* START *

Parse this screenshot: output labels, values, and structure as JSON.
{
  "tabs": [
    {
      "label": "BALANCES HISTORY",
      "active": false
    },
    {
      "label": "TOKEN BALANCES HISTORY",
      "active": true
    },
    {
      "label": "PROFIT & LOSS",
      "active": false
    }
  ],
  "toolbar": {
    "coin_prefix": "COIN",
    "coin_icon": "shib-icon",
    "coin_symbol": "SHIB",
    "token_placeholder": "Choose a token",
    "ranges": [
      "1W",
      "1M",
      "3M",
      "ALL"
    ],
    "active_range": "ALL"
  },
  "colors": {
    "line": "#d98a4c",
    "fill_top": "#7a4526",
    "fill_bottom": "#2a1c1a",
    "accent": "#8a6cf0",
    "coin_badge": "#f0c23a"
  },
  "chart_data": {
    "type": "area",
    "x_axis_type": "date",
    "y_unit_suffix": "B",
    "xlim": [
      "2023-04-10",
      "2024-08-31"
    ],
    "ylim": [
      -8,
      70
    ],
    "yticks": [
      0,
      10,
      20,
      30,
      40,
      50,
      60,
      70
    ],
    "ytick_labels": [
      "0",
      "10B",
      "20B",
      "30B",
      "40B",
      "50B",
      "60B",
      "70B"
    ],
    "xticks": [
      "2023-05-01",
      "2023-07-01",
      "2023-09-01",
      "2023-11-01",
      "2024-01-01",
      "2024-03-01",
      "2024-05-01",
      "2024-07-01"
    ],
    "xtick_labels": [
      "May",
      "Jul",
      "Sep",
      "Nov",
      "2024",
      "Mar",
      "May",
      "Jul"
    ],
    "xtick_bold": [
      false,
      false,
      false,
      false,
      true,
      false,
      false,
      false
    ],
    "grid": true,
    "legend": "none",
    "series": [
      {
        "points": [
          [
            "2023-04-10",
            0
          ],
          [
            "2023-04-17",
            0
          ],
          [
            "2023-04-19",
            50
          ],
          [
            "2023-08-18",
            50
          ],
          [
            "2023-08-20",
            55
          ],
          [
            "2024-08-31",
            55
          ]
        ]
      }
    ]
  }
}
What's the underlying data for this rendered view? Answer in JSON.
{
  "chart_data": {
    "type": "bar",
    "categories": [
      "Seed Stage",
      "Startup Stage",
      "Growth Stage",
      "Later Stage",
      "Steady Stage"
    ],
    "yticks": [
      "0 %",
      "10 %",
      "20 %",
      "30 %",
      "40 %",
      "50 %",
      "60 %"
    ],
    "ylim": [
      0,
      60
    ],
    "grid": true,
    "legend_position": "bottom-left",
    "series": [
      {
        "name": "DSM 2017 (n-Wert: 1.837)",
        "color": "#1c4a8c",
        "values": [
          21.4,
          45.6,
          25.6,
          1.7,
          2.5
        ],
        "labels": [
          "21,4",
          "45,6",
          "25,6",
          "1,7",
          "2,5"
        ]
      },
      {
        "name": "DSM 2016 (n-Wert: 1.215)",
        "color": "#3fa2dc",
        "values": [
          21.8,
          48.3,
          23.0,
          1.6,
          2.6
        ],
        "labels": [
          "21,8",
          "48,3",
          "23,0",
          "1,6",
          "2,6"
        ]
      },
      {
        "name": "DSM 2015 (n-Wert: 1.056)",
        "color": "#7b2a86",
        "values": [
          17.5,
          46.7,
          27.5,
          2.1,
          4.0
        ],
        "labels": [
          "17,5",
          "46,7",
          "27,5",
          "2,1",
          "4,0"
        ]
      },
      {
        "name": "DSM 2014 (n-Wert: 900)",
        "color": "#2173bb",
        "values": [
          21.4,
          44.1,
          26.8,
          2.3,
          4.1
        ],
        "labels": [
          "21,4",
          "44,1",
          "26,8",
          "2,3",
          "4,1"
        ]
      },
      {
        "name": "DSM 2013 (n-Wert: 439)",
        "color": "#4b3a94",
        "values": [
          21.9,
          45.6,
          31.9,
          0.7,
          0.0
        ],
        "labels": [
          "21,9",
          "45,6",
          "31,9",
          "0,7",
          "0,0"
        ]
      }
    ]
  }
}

* END *

Copy each line holding the word "Stage" from the listing above.

      "Seed Stage",
      "Startup Stage",
      "Growth Stage",
      "Later Stage",
      "Steady Stage"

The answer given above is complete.